La superstition fait intimement partie du monde maritime. C’est ce que nous avons encore pu constater ce deux février sur les chantiers Fincantieri à Monfalcone (Trieste). MSC y fait bâtir son second géant des mers sur ce chantier naval : le MSC Seaview.
En 2017, le bateau est toujours mouillé d’eau divine et les ouvriers du chantier, ainsi que le personnel futur à bord, sont bénis. Mais surtout, une étrange cérémonie occupe encore le centre des navires : la cérémonie des pièces.
Marine et superstition
La première crainte des marins est liée au monde animal. Le cormoran annonce une mauvaise pêche. Nos compagnons aux longues oreilles sont particulièrement proscrits. Les lièvres et les lapins sont interdits de citer. Ils mangeraient l’étoupe qui empêche les infiltrations d’eau dans les cales. A contrario, même si les rats sont un fléau, ne pas en avoir à bord est inquiétant. Ces derniers étant les premiers à quitter le navire en cas de malheur.
Au sein des bateaux, les inquiétudes ne sont pas en reste. En Saint-Nazaire comme à Trieste la calle est arrosée d’eau et le curé doit y secouer l’aspergeoir. Le mot « corde » est banni à bord.
Il rappellerait les pendaisons qui punissaient les mutins d’antan. Si les femmes, les avocats et les curés étaient interdits d’entrée, comme tout qui porte une robe, la femme était par contre acceptée sur la proue. Souvent, c’est une figure féminine qui était représentée dans le seul but d’éloigner les mauvais esprits des mers. On dit aussi que la femme dérèglerait les boussoles durant ses règles. Ce dernier aspect n’aurait par contre que très peu été constaté sur les navires de croisière.
Depuis le XVIIème siècle, la légende du Hollandais volant hante les esprits. Le dernier équipage à l’avoir noté sur son carnet de bord, serait celui d’un U-Boot durant la bataille de l’Atlantique.
Les premiers marins consacraient leurs bateaux avec le sang d’une victime pour s’attirer les grâces de leurs divinités. Le champagne a depuis remplacé cette habitude « archaïque ». On dit que la bouteille est sciée pour attirer plus facilement les grâces du ciel. Plus forte serait l’explosion de la bouteille, plus éloignés seraient les démons.
━━━━━━━━━━━━━━━━━━━━
▶ _Consignes de travail_
**1.** Résumez en deux phrases l'extrait sur les superstitions maritimes.
**2.** Poursuivez l'extrait sur les superstitions maritimes à partir de sa dernière phrase.

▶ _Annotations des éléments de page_
━━━━━━━━━━━━━━━━━━━━
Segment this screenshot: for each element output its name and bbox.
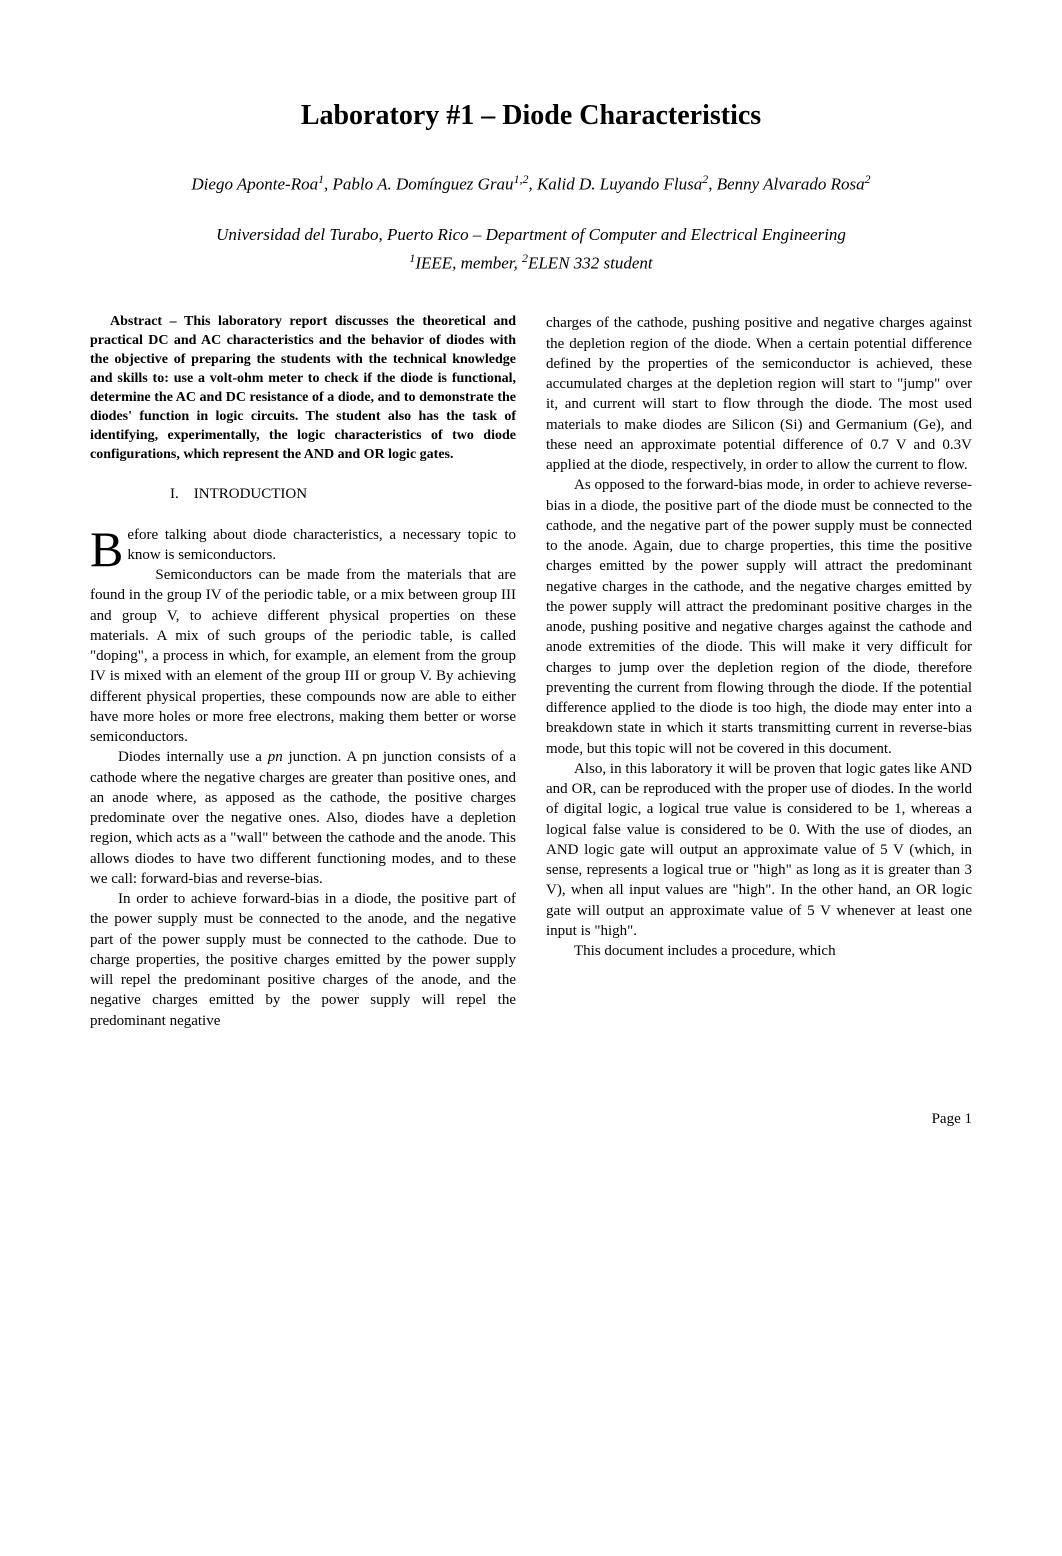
intro-paragraph-1: B efore talking about diode characterist…: [90, 525, 516, 748]
two-column-layout: Abstract – This laboratory report discus…: [90, 313, 972, 1031]
affiliation-line: Universidad del Turabo, Puerto Rico – De…: [90, 225, 972, 245]
abstract-text: Abstract – This laboratory report discus…: [90, 313, 516, 464]
intro-para1-rest: Semiconductors can be made from the mate…: [90, 567, 516, 745]
right-paragraph-4: This document includes a procedure, whic…: [546, 941, 972, 961]
intro-paragraph-2: Diodes internally use a pn junction. A p…: [90, 747, 516, 889]
section-heading: I. INTRODUCTION: [90, 484, 516, 504]
page-number: Page 1: [90, 1111, 972, 1128]
section-number: I.: [130, 484, 190, 504]
right-paragraph-3: Also, in this laboratory it will be prov…: [546, 759, 972, 941]
intro-para1-first: efore talking about diode characteristic…: [127, 527, 516, 563]
right-column: charges of the cathode, pushing positive…: [546, 313, 972, 1031]
paper-title: Laboratory #1 – Diode Characteristics: [90, 100, 972, 132]
intro-paragraph-3: In order to achieve forward-bias in a di…: [90, 889, 516, 1031]
authors-line: Diego Aponte-Roa1, Pablo A. Domínguez Gr…: [90, 172, 972, 195]
right-paragraph-1: charges of the cathode, pushing positive…: [546, 313, 972, 475]
right-paragraph-2: As opposed to the forward-bias mode, in …: [546, 475, 972, 759]
section-title: INTRODUCTION: [194, 486, 307, 502]
left-column: Abstract – This laboratory report discus…: [90, 313, 516, 1031]
dropcap-letter: B: [90, 525, 127, 569]
affiliation-sub-line: 1IEEE, member, 2ELEN 332 student: [90, 251, 972, 274]
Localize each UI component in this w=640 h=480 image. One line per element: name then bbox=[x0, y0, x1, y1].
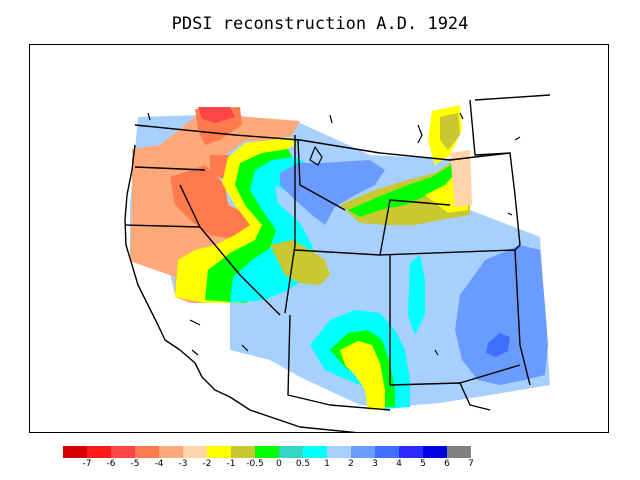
legend-tick-label: -7 bbox=[82, 459, 92, 469]
legend-swatch bbox=[135, 446, 159, 458]
legend-tick-label: 2 bbox=[348, 459, 354, 469]
legend-swatch bbox=[279, 446, 303, 458]
field-yellow-utah bbox=[270, 240, 330, 285]
map-borders bbox=[124, 94, 551, 432]
pdsi-map bbox=[124, 94, 551, 432]
legend-swatch bbox=[375, 446, 399, 458]
legend-swatch bbox=[87, 446, 111, 458]
field-darkblue-nm bbox=[486, 333, 510, 357]
field-green-wyoming bbox=[348, 160, 462, 217]
field-blue-idaho bbox=[280, 160, 385, 225]
legend-tick-label: -4 bbox=[154, 459, 164, 469]
field-orange-oregon bbox=[170, 165, 260, 240]
legend-tick-label: 3 bbox=[372, 459, 378, 469]
map-lakes bbox=[147, 112, 521, 356]
legend-swatch bbox=[447, 446, 471, 458]
legend-swatch bbox=[255, 446, 279, 458]
legend-swatch bbox=[111, 446, 135, 458]
field-blue-east bbox=[455, 245, 548, 385]
legend-swatch bbox=[423, 446, 447, 458]
legend-tick-label: 6 bbox=[444, 459, 450, 469]
legend-tick-label: -3 bbox=[178, 459, 188, 469]
legend-tick-label: -6 bbox=[106, 459, 116, 469]
legend-tick-label: 7 bbox=[468, 459, 474, 469]
legend-swatch bbox=[63, 446, 87, 458]
map-title: PDSI reconstruction A.D. 1924 bbox=[171, 14, 469, 34]
legend-tick-label: 4 bbox=[396, 459, 402, 469]
field-yellow-az bbox=[340, 341, 385, 410]
field-cyan-colorado bbox=[408, 255, 425, 335]
legend-tick-label: 0 bbox=[276, 459, 282, 469]
legend-swatch bbox=[303, 446, 327, 458]
legend-tick-label: -2 bbox=[202, 459, 212, 469]
legend-swatch bbox=[351, 446, 375, 458]
legend-swatch bbox=[159, 446, 183, 458]
map-frame bbox=[29, 44, 609, 433]
field-peach-sd bbox=[450, 150, 472, 207]
color-legend bbox=[63, 446, 471, 458]
legend-tick-label: -0.5 bbox=[246, 459, 264, 469]
legend-swatch bbox=[399, 446, 423, 458]
field-red-idaho bbox=[198, 107, 235, 123]
field-olive-montana bbox=[440, 113, 460, 150]
legend-swatch bbox=[183, 446, 207, 458]
legend-swatch bbox=[231, 446, 255, 458]
legend-tick-label: 0.5 bbox=[295, 459, 311, 469]
legend-ticks: -7 -6 -5 -4 -3 -2 -1 -0.5 0 0.5 1 2 3 4 5 6 7 bbox=[0, 459, 640, 475]
legend-tick-label: -1 bbox=[226, 459, 236, 469]
legend-tick-label: 1 bbox=[324, 459, 330, 469]
legend-swatch bbox=[207, 446, 231, 458]
legend-tick-label: 5 bbox=[420, 459, 426, 469]
legend-tick-label: -5 bbox=[130, 459, 140, 469]
legend-swatch bbox=[327, 446, 351, 458]
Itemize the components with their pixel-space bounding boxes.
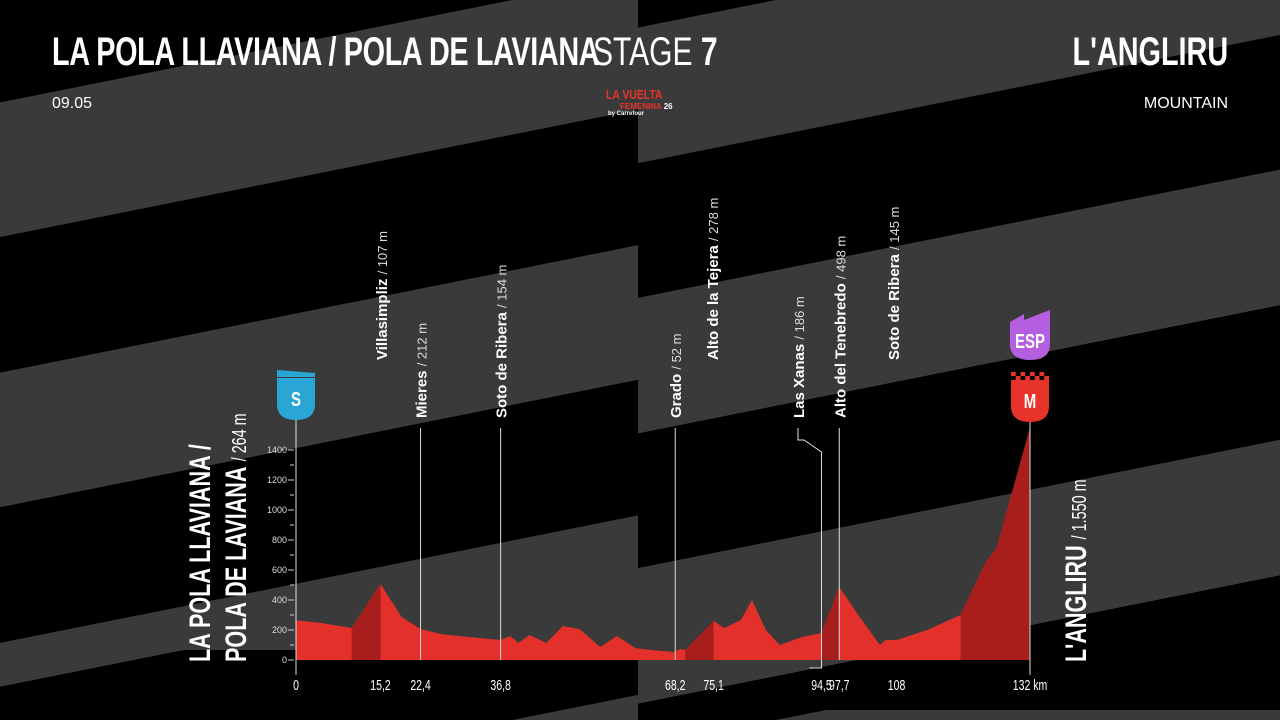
waypoint-label: Soto de Ribera / 154 m (494, 265, 511, 418)
x-tick-label: 0 (293, 676, 299, 693)
climb-segment (960, 427, 1030, 660)
start-name: POLA DE LAVIANA (218, 461, 252, 662)
logo-line2: FEMENINA 26 (620, 102, 676, 111)
y-tick-label: 200 (272, 625, 287, 635)
climb-segment (351, 583, 381, 660)
stage-number: 7 (700, 30, 718, 74)
checkered-flag-icon (1025, 376, 1030, 380)
waypoint-elevation: / 107 m (375, 231, 390, 274)
background-left (0, 0, 638, 720)
waypoint-label: Mieres / 212 m (414, 323, 431, 418)
start-name-line1: LA POLA LLAVIANA / (182, 444, 216, 662)
waypoint-name: Soto de Ribera (886, 250, 903, 360)
background-right (638, 0, 1280, 720)
waypoint-name: Alto del Tenebredo (832, 279, 849, 418)
finish-title: L'ANGLIRU (1072, 30, 1228, 74)
waypoint-elevation: / 154 m (495, 265, 510, 308)
waypoint-elevation: / 278 m (706, 198, 721, 241)
start-elevation: / 264 m (228, 413, 251, 461)
waypoint-label: Alto de la Tejera / 278 m (705, 198, 722, 360)
x-tick-label: 97,7 (829, 676, 849, 693)
finish-elevation: / 1.550 m (1068, 479, 1091, 539)
x-tick-label: 108 (888, 676, 906, 693)
x-tick-label: 15,2 (370, 676, 390, 693)
x-tick-label: 36,8 (490, 676, 510, 693)
checkered-flag-icon (1034, 376, 1040, 380)
y-tick-label: 1200 (267, 475, 287, 485)
checkered-flag-icon (1039, 372, 1045, 376)
finish-badge-label: M (1024, 390, 1036, 413)
waypoint-name: Grado (668, 370, 685, 418)
y-tick-label: 400 (272, 595, 287, 605)
y-tick-label: 600 (272, 565, 287, 575)
start-badge-label: S (291, 388, 301, 411)
x-tick-label: 75,1 (703, 676, 723, 693)
waypoint-label: Las Xanas / 186 m (791, 296, 808, 418)
waypoint-elevation: / 186 m (792, 296, 807, 339)
checkered-flag-icon (1020, 372, 1026, 376)
climb-segment (821, 586, 840, 660)
waypoint-name: Soto de Ribera (494, 308, 511, 418)
x-tick-label: 132 km (1013, 676, 1047, 693)
x-tick-label: 22,4 (410, 676, 430, 693)
waypoint-name: Las Xanas (791, 340, 808, 418)
x-tick-label: 68,2 (665, 676, 685, 693)
waypoint-elevation: / 212 m (415, 323, 430, 366)
y-tick-label: 0 (282, 655, 287, 665)
stage-type: MOUNTAIN (1143, 95, 1228, 112)
waypoint-elevation: / 498 m (833, 236, 848, 279)
start-badge-flag-icon (277, 370, 315, 377)
stage-date: 09.05 (52, 95, 93, 112)
profile-area (296, 427, 1030, 660)
y-tick-label: 1400 (267, 445, 287, 455)
checkered-flag-icon (1015, 376, 1021, 380)
points-badge-shape (1010, 310, 1050, 360)
x-tick-label: 94,5 (811, 676, 831, 693)
waypoint-label: Villasimpliz / 107 m (374, 231, 391, 360)
finish-badge-shape (1011, 380, 1049, 422)
climb-segment (685, 621, 714, 660)
stage-label: STAGE 7 (593, 30, 718, 75)
checkered-flag-icon (1044, 376, 1049, 380)
waypoint-elevation: / 52 m (669, 334, 684, 370)
la-vuelta-logo: LA VUELTA FEMENINA 26 by Carrefour (606, 87, 676, 127)
waypoint-name: Villasimpliz (374, 274, 391, 360)
stage-word: STAGE (593, 30, 693, 74)
logo-line1: LA VUELTA (606, 87, 663, 102)
start-title: LA POLA LLAVIANA / POLA DE LAVIANA (52, 30, 600, 74)
start-badge-shape (277, 378, 315, 420)
waypoint-label: Soto de Ribera / 145 m (886, 207, 903, 360)
logo-sponsor: by Carrefour (608, 111, 645, 117)
y-tick-label: 800 (272, 535, 287, 545)
waypoint-leader-line (797, 428, 822, 669)
y-tick-label: 1000 (267, 505, 287, 515)
start-name-line2: POLA DE LAVIANA / 264 m (218, 413, 252, 662)
logo-femenina: FEMENINA (620, 102, 662, 111)
waypoint-name: Mieres (414, 366, 431, 418)
waypoint-name: Alto de la Tejera (705, 241, 722, 360)
finish-name-text: L'ANGLIRU (1058, 539, 1092, 662)
waypoint-label: Grado / 52 m (668, 334, 685, 418)
waypoint-label: Alto del Tenebredo / 498 m (832, 236, 849, 418)
finish-name: L'ANGLIRU / 1.550 m (1058, 479, 1092, 662)
waypoint-elevation: / 145 m (887, 207, 902, 250)
logo-year: 26 (663, 102, 673, 111)
checkered-flag-icon (1011, 372, 1016, 376)
points-badge-label: ESP (1015, 330, 1045, 353)
checkered-flag-icon (1030, 372, 1035, 376)
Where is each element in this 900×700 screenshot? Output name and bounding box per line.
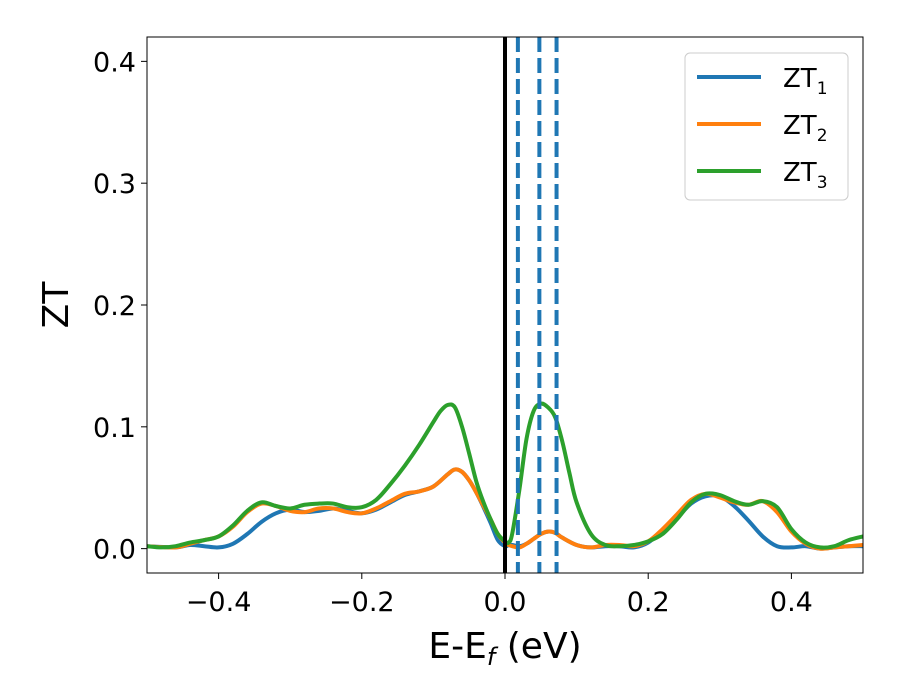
x-axis-ticks: −0.4 −0.2 0.0 0.2 0.4: [186, 573, 813, 618]
series-line-zt2: [147, 467, 863, 551]
x-tick-label: −0.4: [186, 587, 252, 618]
x-axis-label: E-Ef (eV): [428, 626, 581, 671]
series-line-zt3: [147, 401, 863, 550]
legend-box: [684, 52, 849, 201]
legend-label-zt1: ZT1: [783, 64, 828, 99]
y-axis-label: ZT: [36, 281, 77, 329]
x-tick-label: 0.4: [770, 587, 813, 618]
x-tick-label: 0.2: [627, 587, 670, 618]
x-tick-label: 0.0: [484, 587, 527, 618]
x-axis-label-main: E-E: [428, 626, 486, 667]
x-tick-label: −0.2: [329, 587, 395, 618]
legend-entry-zt3: ZT3: [697, 158, 828, 193]
x-axis-label-unit: (eV): [495, 626, 581, 667]
legend: ZT1 ZT2 ZT3: [684, 52, 849, 201]
y-tick-label: 0.3: [93, 169, 136, 200]
legend-label-zt2: ZT2: [783, 111, 828, 146]
y-tick-label: 0.2: [93, 291, 136, 322]
y-tick-label: 0.0: [93, 535, 136, 566]
legend-entry-zt2: ZT2: [697, 111, 828, 146]
y-tick-label: 0.1: [93, 413, 136, 444]
plot-lines: [147, 37, 863, 573]
legend-label-zt3: ZT3: [783, 158, 828, 193]
y-tick-label: 0.4: [93, 47, 136, 78]
y-axis-ticks: 0.0 0.1 0.2 0.3 0.4: [93, 47, 147, 566]
legend-entry-zt1: ZT1: [697, 64, 828, 99]
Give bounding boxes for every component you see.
━━━━━━━━━━━━━━━━━━━━
▶ _Résultats obtenus_
**1.** Le monde maritime reste marqué par la superstition, comme l'illustrent en 2017 la bénédiction du navire et des ouvriers ainsi que la cérémonie des pièces lors de la construction du MSC Seaview à Monfalcone. Les marins redoutent notamment le cormoran, les lièvres et les lapins, bannissent le mot « corde » à bord, et le champagne a remplacé le sang autrefois versé pour consacrer les bateaux.

**2.**
En signe de bonheur, les Anglais plantaient un couteau dans le grand mât. Les exemples que peuvent raconter les hommes de la mer sont légion. Les marins sont convaincus que leur bateau est doté d’une âme.
La cérémonie des pièces, une cérémonie ancestrale
Du temps des voiliers, une des cérémonies de bénédiction consistait à mettre une pièce d’or à la base d’un mât. En 2017, rares sont les navires de croisière qui se déplacent à l’aide du vent.
N’empêche que cette habitude est restée. Ce deux février, deux marraines issues du personnel (la légende veut qu’elles ne soit ni mariées, ni enceintes et qu’elle soient de grande vertu) sont venues déposer deux pièces de monnaie dans un support réalisé à cet effet.
La construction d’un bateau pourrait se comparer à la réalisation d’un lego démoniaque. Des pièces construites en amont, à Gênes, sont ici assemblées en cale sèche au moyen d’une immense grue. Traditionnellement, les pièces d’or sont scellées dans une niche située au centre de l’édifice.
Les deux écus posés, leur habitacle est soudé. Le Curé béni la structure et l’assemblée. La grue déplace alors le bloc dans les airs.
Ce deux février, une musique classique retentissait sous la tente où nous étions conviés. Les centaines de tonnes que compte cette partie de coque sont alors descendus sans bruit dans la cale sèche pour être soudée au reste de l’édifice. La précision était divine. L’âme du bateau nourrit les esprits dans un ballet sublime. S’il existe un « grand architecte », il doit avoir des vues aux bords de l’Adriatique.
Poétique et impressionnante, la construction d’un bateau et ce genre de cérémonie sont des arguments de vente pour tout professionnel. Du moins, ceux qui aiment proposer un produit qui ait une âme. Avec des montants de construction avoisinant les 850 millions d’euros (les prochains approcheront du milliard), nous sommes ici dans une expérience unique en matière de tourisme. Des chantiers pharaoniques qui seraient, d’après nos informations, rentabilisés entre 8 et 20 ans. Rendez-vous dans quelques mois pour sa mise à l’eau !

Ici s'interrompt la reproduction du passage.